● WHAT THE TASK REQUIRES
Write the data out again, exactly as given.

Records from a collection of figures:

====

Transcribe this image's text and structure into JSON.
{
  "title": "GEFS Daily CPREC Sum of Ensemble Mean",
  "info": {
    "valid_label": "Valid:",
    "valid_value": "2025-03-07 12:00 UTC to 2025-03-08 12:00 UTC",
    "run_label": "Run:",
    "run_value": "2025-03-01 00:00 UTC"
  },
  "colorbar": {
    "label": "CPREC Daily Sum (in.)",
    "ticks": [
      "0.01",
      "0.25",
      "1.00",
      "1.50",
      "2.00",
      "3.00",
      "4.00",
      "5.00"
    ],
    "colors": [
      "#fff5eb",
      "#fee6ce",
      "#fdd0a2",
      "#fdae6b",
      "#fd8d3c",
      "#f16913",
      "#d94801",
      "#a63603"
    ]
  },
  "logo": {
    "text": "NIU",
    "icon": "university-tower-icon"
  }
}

====

● FULL OUTPUT
Transcribe this image's text and structure into JSON.
{
  "title": "GEFS Daily CPREC Sum of Ensemble Mean",
  "info": {
    "valid_label": "Valid:",
    "valid_value": "2025-03-07 12:00 UTC to 2025-03-08 12:00 UTC",
    "run_label": "Run:",
    "run_value": "2025-03-01 00:00 UTC"
  },
  "colorbar": {
    "label": "CPREC Daily Sum (in.)",
    "ticks": [
      "0.01",
      "0.25",
      "1.00",
      "1.50",
      "2.00",
      "3.00",
      "4.00",
      "5.00"
    ],
    "colors": [
      "#fff5eb",
      "#fee6ce",
      "#fdd0a2",
      "#fdae6b",
      "#fd8d3c",
      "#f16913",
      "#d94801",
      "#a63603"
    ]
  },
  "logo": {
    "text": "NIU",
    "icon": "university-tower-icon"
  }
}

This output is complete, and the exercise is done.